BRIEF A:
Transcribe the passage of the court order between "Having made a" and "objections are OVERRULED.", inclusive.

DOCUMENT:
United States District Court, E.D. Texas, Tyler Division

May 23, 2017

KS CAYTON, LLC
v.
HOBBY LOBBY STORES, INC.

          ORDER ADOPTING REPORT AND RECOMMENDATION OF UNITED STATES MAGISRTATE JUDGE

          ROBERT W. SCHROEDER III UNITED STATES DISTRICT JUDGE

         The above entitled and numbered civil action was referred to United States Magistrate Judge K. Nicole Mitchell pursuant to 28 U.S.C. § 636. The Magistrate Judge's Report and Recommendation (the “Report”), which contains her findings, conclusions and recommendation regarding Defendant Hobby Lobby Stores, Inc.'s (“Hobby Lobby”) Motion to Dismiss for Failure to State a Plausible Claim (Docket No. 12), has been presented for consideration. The Report (Docket No. 23), filed on September 12, 2016, recommended that Hobby Lobby's motion be denied.

         On October 10, 2016, Hobby Lobby filed objections to the Report on three grounds: (1) that Twombly and Iqbal require a practical analysis of the complaint's plausibility, which Hobby Lobby claims the Magistrate Judge did not conduct; (2) that KS Cayton's claims for relief are not plausible; and (3) that policy concerns warrant dismissal. Docket No. 26.

         Having made a de novo review of the written objections filed by Hobby Lobby, the Court concludes that the findings and conclusions of the Magistrate Judge are correct. For the reasons below, Hobby Lobby's objections are OVERRULED.

         I. The Magistrate Judge conducted a proper plausibility analysis of KS Cayton's complaint.

         Hobby Lobby argues that the Magistrate Judge did not conduct a “practical analysis” of the plausibility of Plaintiff's complaint as required by Twombly and Iqbal. Docket. No. 26 at 14 (citing Bell Atl. Corp. v. Twombly, 550 U.S. 544 (2007); Ashcroft v. Iqbal, 566 U.S. 662 (2009)). Hobby Lobby contends that the Court need only apply “basic trademark law, ” and its “judicial experience and common sense, ” to find that KS Cayton's claims for relief are not plausible. Docket No. 26 at 8 (citing Iqbal, 556 U.S. at 679).

BRIEF B:
Rewrite the listing from its first line through the line holding "case-cell: 4912/9486 (51.8)", inclusive, replacing "p-value" with "P value" and leaving everything else unchanged. Give only those lines.

Page element annotations:

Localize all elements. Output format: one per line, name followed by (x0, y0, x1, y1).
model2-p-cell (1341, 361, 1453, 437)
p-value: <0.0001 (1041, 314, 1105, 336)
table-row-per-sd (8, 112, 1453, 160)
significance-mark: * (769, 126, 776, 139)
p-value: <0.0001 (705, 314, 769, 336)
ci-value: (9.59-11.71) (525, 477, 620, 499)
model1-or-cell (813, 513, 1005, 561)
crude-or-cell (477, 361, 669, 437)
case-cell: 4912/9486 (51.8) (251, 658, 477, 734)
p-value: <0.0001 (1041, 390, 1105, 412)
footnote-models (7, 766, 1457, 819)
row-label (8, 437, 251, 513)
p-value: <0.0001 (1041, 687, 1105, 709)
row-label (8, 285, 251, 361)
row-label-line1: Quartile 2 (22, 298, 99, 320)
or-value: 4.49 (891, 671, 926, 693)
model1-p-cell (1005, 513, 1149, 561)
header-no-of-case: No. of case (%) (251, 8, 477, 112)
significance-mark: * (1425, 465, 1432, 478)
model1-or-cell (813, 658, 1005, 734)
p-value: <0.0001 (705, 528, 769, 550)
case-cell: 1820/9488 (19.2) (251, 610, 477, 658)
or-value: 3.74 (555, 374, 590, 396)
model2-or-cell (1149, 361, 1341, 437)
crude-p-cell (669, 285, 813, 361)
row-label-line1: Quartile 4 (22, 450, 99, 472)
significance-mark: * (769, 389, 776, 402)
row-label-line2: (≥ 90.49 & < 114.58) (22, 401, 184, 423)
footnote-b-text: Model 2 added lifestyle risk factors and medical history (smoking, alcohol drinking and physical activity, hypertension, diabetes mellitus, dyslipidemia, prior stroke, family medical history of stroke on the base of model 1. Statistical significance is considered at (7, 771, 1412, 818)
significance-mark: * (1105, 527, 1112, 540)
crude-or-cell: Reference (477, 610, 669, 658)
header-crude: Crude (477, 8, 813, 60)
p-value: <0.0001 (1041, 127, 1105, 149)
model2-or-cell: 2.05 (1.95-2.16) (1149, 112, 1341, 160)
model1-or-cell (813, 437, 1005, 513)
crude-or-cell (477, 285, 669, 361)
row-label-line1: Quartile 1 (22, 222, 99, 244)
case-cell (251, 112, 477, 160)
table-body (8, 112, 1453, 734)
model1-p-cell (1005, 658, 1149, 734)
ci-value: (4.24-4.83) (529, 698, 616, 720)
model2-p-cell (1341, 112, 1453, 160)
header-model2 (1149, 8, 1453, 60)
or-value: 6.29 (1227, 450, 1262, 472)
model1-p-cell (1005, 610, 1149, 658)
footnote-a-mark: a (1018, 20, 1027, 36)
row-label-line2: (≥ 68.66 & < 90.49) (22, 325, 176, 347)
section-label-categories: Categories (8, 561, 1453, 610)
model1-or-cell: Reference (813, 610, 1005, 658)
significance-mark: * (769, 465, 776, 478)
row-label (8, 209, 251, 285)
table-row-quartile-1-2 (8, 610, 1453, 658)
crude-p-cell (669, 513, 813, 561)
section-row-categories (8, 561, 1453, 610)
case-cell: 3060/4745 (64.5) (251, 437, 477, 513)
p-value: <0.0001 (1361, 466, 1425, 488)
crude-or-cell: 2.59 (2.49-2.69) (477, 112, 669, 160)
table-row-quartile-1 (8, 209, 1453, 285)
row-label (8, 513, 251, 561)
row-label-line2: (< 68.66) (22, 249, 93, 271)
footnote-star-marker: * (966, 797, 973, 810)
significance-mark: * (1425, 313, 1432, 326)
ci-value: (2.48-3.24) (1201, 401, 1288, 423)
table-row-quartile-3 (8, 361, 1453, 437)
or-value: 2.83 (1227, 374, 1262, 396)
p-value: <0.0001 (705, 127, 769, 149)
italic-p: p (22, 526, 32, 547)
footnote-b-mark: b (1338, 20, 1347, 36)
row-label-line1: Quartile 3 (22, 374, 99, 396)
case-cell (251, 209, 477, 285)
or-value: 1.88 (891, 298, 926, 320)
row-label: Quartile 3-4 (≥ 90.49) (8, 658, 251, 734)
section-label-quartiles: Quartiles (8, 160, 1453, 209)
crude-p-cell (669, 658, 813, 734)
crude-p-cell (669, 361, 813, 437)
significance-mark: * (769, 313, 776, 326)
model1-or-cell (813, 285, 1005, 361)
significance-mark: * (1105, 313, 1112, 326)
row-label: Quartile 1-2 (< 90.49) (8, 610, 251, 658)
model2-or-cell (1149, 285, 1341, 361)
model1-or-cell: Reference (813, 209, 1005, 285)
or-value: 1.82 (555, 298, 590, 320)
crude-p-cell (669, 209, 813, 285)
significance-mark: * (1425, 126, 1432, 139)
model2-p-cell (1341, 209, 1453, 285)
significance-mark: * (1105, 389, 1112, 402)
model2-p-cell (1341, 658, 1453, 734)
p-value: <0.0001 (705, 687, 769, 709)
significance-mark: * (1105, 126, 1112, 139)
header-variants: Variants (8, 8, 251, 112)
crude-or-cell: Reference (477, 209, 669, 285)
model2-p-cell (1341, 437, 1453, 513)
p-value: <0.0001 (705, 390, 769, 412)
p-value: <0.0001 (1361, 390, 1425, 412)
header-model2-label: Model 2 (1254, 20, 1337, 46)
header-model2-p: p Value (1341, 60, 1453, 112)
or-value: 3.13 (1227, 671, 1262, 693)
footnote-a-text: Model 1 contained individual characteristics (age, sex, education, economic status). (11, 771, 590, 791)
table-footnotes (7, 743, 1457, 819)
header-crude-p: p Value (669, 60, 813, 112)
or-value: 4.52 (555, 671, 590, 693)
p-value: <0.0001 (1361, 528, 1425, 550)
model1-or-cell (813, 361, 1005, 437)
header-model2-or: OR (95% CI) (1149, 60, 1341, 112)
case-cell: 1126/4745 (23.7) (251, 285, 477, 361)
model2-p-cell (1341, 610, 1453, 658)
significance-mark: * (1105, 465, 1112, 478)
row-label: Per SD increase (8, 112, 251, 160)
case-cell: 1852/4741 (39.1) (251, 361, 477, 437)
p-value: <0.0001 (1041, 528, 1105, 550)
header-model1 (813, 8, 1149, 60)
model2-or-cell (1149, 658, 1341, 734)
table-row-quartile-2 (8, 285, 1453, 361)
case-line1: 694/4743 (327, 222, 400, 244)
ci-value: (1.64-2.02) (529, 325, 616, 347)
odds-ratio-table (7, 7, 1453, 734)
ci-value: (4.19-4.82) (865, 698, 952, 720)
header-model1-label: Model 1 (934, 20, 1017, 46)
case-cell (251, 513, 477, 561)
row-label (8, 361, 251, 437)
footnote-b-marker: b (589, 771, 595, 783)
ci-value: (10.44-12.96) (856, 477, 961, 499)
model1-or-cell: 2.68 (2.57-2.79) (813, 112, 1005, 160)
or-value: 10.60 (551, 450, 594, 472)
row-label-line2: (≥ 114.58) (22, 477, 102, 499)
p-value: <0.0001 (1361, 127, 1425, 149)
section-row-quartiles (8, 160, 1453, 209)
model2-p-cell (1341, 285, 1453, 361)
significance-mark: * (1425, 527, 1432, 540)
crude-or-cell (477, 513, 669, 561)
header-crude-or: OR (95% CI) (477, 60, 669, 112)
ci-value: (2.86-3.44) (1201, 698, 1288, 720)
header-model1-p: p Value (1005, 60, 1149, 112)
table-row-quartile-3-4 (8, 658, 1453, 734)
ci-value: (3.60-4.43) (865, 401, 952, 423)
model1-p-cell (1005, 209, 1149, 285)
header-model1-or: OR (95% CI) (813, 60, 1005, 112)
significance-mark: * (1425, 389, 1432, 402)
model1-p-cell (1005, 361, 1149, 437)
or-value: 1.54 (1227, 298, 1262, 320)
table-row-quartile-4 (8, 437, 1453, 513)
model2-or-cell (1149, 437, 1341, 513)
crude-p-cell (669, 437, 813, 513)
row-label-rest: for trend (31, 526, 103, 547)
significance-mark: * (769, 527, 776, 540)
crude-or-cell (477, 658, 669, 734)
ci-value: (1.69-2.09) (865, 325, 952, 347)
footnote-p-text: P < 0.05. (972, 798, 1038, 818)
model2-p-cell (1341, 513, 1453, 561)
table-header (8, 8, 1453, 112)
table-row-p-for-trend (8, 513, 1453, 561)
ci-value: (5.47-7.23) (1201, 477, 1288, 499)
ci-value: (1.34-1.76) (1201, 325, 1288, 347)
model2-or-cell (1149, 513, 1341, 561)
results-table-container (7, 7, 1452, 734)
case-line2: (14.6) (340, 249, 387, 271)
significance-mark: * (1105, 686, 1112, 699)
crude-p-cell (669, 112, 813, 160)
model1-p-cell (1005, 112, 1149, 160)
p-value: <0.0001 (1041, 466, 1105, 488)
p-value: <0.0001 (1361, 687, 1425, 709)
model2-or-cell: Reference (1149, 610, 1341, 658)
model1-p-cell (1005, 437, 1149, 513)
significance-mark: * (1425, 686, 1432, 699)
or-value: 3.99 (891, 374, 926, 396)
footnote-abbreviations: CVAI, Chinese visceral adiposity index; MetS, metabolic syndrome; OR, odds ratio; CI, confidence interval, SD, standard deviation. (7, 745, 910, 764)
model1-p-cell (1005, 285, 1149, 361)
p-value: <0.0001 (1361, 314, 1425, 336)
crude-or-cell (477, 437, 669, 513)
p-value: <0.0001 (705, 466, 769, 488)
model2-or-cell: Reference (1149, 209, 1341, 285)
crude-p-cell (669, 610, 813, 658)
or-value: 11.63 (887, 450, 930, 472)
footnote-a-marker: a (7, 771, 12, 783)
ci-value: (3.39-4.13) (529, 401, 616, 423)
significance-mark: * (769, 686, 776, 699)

TASK RESULT A:
Having made a de novo review of the written objections filed by Hobby Lobby, the Court concludes that the findings and conclusions of the Magistrate Judge are correct. For the reasons below, Hobby Lobby's objections are OVERRULED.

TASK RESULT B:
Localize all elements. Output format: one per line, name followed by (x0, y0, x1, y1).
model2-p-cell (1341, 361, 1453, 437)
P value: <0.0001 (1041, 314, 1105, 336)
table-row-per-sd (8, 112, 1453, 160)
significance-mark: * (769, 126, 776, 139)
P value: <0.0001 (705, 314, 769, 336)
ci-value: (9.59-11.71) (525, 477, 620, 499)
model1-or-cell (813, 513, 1005, 561)
crude-or-cell (477, 361, 669, 437)
case-cell: 4912/9486 (51.8) (251, 658, 477, 734)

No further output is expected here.